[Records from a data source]

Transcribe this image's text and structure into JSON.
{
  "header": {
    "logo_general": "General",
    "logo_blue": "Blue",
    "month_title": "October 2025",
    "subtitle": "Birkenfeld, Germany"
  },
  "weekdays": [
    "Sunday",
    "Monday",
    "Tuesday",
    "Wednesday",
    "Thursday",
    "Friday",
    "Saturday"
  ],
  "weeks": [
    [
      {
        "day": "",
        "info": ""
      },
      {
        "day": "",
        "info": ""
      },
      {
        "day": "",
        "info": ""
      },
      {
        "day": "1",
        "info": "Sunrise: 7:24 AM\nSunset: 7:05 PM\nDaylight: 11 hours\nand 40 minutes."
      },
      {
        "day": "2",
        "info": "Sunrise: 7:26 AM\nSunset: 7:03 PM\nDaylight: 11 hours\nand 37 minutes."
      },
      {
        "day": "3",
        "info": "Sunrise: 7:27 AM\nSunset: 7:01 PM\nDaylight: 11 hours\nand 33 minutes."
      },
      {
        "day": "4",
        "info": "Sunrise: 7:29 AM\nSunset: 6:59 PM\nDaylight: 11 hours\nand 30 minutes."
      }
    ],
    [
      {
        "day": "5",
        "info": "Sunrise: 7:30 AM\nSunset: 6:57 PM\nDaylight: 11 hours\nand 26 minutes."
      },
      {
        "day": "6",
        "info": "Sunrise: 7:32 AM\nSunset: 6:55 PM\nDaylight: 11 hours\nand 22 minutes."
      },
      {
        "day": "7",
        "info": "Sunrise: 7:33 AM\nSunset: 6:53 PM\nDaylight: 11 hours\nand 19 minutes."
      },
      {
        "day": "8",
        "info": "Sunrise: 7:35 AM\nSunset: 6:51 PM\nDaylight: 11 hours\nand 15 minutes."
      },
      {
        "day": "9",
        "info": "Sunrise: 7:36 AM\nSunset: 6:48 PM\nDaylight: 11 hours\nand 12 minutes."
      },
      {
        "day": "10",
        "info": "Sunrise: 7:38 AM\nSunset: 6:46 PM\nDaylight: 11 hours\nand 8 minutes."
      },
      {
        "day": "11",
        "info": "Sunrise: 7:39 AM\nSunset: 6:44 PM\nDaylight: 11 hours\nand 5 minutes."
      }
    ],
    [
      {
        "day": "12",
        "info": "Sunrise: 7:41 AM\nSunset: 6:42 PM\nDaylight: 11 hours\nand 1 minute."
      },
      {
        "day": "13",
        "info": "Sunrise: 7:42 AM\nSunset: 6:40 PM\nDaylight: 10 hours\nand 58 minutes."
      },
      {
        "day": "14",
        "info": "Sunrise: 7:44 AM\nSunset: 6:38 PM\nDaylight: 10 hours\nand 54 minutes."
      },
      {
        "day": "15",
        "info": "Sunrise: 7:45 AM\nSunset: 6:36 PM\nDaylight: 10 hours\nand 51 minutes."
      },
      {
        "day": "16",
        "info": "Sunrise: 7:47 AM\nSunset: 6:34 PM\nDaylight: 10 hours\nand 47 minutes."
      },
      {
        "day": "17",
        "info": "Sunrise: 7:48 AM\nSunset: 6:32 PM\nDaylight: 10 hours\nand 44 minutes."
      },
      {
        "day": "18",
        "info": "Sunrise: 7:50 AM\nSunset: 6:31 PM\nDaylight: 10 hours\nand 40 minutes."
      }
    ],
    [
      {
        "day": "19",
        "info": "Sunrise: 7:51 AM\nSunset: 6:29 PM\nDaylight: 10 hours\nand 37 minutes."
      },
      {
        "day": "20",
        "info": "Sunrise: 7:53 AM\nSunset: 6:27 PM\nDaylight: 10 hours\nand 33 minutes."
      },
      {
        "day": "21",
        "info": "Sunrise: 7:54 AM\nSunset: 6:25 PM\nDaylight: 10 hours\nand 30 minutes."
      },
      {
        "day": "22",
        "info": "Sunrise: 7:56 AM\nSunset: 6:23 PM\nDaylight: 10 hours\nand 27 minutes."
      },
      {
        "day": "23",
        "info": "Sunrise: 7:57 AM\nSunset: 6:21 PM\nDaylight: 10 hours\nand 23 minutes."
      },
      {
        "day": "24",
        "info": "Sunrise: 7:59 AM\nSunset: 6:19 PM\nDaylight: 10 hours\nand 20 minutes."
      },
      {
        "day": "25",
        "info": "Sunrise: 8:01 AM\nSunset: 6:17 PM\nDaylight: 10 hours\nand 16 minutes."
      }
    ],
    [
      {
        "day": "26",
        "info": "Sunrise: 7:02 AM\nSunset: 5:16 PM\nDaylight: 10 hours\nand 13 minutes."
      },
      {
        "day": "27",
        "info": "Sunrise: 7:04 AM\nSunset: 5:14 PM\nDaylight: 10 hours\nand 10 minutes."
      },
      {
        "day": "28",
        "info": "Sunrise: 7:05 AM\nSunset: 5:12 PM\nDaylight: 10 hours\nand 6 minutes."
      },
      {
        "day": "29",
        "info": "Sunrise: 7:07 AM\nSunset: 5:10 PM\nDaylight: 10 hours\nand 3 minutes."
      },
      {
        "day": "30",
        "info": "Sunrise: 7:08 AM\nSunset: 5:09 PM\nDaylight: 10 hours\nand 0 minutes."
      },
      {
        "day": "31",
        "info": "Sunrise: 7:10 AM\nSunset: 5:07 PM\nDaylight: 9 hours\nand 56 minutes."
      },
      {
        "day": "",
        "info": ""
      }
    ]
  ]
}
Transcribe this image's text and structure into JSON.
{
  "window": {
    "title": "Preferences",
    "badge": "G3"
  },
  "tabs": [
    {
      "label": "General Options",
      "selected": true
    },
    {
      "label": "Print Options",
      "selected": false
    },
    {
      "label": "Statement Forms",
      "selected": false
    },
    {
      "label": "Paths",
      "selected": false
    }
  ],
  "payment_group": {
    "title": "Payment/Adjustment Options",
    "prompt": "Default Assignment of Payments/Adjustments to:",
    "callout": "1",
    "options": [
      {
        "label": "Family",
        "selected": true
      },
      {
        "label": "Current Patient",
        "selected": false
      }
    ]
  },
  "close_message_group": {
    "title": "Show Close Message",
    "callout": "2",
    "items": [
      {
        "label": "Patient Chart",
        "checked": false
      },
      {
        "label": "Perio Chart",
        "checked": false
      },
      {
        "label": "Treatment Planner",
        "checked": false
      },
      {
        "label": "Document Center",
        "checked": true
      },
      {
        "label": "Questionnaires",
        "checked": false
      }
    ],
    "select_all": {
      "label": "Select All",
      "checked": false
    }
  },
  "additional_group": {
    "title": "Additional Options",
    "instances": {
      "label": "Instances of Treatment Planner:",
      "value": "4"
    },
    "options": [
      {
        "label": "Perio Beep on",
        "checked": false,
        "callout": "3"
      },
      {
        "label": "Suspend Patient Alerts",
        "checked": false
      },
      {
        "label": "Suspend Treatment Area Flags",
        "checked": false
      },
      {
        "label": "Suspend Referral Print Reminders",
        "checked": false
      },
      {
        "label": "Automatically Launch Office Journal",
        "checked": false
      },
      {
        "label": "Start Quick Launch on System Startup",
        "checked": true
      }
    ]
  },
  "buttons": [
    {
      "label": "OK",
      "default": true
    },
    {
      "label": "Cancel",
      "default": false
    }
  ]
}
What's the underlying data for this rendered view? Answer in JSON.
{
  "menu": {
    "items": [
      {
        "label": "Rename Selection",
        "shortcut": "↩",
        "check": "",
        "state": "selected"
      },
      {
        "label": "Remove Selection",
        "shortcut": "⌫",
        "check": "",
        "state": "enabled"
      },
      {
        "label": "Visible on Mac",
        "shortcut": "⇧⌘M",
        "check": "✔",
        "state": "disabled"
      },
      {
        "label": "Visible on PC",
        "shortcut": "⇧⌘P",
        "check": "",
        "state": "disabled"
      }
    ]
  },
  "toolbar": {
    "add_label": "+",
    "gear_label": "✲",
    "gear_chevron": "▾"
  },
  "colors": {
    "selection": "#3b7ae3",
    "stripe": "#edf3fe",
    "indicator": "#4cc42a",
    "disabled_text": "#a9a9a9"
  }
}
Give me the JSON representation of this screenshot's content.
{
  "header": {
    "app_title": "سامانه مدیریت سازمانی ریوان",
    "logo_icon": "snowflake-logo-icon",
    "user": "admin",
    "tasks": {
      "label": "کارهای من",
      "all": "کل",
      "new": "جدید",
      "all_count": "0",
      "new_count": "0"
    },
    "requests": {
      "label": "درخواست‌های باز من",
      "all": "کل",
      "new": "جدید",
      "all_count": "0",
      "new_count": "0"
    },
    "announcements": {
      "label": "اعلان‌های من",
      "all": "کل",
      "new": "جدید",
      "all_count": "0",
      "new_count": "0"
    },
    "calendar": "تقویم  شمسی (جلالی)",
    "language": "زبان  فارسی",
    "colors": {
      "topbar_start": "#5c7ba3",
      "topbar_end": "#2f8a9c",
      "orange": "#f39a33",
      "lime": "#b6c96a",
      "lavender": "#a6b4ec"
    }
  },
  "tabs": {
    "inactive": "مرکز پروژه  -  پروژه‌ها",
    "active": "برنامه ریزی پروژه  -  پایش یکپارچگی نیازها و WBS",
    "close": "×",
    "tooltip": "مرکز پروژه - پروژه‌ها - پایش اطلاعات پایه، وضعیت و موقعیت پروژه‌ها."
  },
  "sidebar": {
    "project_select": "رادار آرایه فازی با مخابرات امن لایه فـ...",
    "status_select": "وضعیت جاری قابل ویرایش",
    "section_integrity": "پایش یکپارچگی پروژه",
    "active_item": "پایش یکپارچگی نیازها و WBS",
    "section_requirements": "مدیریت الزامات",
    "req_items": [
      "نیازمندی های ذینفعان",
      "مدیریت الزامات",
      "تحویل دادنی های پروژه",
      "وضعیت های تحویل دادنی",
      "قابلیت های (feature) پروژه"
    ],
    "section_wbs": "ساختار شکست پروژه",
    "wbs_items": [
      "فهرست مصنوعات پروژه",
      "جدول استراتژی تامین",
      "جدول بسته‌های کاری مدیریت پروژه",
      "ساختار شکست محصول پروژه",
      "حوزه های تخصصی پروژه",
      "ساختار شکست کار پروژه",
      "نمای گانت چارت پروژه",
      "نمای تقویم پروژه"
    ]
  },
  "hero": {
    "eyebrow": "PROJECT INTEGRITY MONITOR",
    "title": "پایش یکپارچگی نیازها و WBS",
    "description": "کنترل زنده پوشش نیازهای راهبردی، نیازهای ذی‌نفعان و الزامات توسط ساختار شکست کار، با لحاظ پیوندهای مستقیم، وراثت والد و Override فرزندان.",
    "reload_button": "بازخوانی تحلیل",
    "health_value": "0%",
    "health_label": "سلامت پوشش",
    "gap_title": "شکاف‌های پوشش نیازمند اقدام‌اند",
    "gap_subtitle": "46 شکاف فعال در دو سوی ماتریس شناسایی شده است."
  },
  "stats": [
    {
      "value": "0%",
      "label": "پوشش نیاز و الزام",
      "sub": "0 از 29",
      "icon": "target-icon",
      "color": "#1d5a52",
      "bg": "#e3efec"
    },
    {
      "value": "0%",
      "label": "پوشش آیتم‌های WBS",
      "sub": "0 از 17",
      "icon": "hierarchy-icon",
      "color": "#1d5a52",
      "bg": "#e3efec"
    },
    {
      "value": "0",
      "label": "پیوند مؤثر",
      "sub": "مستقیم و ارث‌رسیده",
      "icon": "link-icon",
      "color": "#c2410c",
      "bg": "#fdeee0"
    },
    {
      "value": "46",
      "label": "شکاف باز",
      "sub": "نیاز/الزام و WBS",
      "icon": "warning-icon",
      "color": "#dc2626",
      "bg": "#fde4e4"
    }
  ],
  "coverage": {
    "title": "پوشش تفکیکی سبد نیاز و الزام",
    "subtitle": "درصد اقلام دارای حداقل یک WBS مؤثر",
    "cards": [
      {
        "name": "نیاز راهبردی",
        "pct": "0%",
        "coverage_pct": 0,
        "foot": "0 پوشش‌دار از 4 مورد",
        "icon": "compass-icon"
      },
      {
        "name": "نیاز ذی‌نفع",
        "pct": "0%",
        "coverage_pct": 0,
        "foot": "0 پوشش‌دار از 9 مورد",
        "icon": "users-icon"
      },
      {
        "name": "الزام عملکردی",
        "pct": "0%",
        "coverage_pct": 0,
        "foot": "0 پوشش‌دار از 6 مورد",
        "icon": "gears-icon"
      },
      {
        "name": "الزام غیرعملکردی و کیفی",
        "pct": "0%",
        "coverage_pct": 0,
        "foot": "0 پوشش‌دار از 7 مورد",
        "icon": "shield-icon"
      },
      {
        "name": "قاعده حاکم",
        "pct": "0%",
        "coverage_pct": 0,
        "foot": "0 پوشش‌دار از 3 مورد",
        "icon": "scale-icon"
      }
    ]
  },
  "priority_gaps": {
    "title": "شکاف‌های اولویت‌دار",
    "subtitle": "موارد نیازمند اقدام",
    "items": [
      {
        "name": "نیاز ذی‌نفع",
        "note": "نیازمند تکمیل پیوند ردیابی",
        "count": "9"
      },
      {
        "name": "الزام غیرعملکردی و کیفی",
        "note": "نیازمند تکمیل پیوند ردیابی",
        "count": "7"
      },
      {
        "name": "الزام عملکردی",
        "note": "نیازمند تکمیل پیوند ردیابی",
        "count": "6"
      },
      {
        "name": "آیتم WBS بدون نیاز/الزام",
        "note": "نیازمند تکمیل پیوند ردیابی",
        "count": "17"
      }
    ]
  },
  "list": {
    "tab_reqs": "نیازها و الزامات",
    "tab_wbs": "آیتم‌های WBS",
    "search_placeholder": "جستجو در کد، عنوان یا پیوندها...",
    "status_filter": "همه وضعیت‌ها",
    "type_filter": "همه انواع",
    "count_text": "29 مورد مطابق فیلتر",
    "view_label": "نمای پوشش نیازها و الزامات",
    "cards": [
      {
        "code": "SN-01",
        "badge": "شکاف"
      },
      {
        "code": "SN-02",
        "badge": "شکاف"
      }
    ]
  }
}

**WRITTEN TASK**. Where a line of the entries contains the word "مرکز", copy that line.

**FINISHED TASK**.
    "inactive": "مرکز پروژه  -  پروژه‌ها",
    "tooltip": "مرکز پروژه - پروژه‌ها - پایش اطلاعات پایه، وضعیت و موقعیت پروژه‌ها."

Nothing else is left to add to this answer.